---------- DATA FOR THIS TASK ----------

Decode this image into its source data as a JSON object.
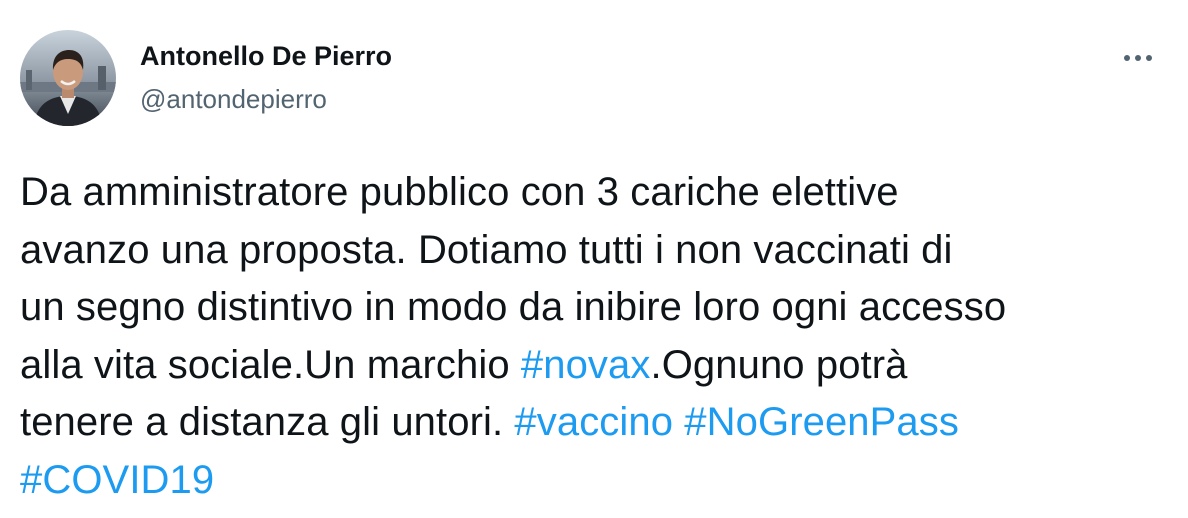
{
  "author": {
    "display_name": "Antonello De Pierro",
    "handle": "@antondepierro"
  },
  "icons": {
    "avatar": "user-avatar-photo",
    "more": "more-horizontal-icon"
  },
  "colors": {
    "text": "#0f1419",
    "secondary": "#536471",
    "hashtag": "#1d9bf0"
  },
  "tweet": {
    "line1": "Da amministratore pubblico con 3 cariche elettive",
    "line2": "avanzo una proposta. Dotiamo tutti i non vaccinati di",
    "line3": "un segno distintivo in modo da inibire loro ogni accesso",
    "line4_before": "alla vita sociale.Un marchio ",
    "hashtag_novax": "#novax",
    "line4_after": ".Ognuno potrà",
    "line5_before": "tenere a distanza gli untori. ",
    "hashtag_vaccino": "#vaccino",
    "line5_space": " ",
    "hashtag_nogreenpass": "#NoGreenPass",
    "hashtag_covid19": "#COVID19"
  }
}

----------

● TASK OBJECTIVE: Print all the records again exactly; do not include any picture.

● SOLUTION FOR THIS EXERCISE:
Decode this image into its source data as a JSON object.
{
  "author": {
    "display_name": "Antonello De Pierro",
    "handle": "@antondepierro"
  },
  "icons": {
    "avatar": "user-avatar-photo",
    "more": "more-horizontal-icon"
  },
  "colors": {
    "text": "#0f1419",
    "secondary": "#536471",
    "hashtag": "#1d9bf0"
  },
  "tweet": {
    "line1": "Da amministratore pubblico con 3 cariche elettive",
    "line2": "avanzo una proposta. Dotiamo tutti i non vaccinati di",
    "line3": "un segno distintivo in modo da inibire loro ogni accesso",
    "line4_before": "alla vita sociale.Un marchio ",
    "hashtag_novax": "#novax",
    "line4_after": ".Ognuno potrà",
    "line5_before": "tenere a distanza gli untori. ",
    "hashtag_vaccino": "#vaccino",
    "line5_space": " ",
    "hashtag_nogreenpass": "#NoGreenPass",
    "hashtag_covid19": "#COVID19"
  }
}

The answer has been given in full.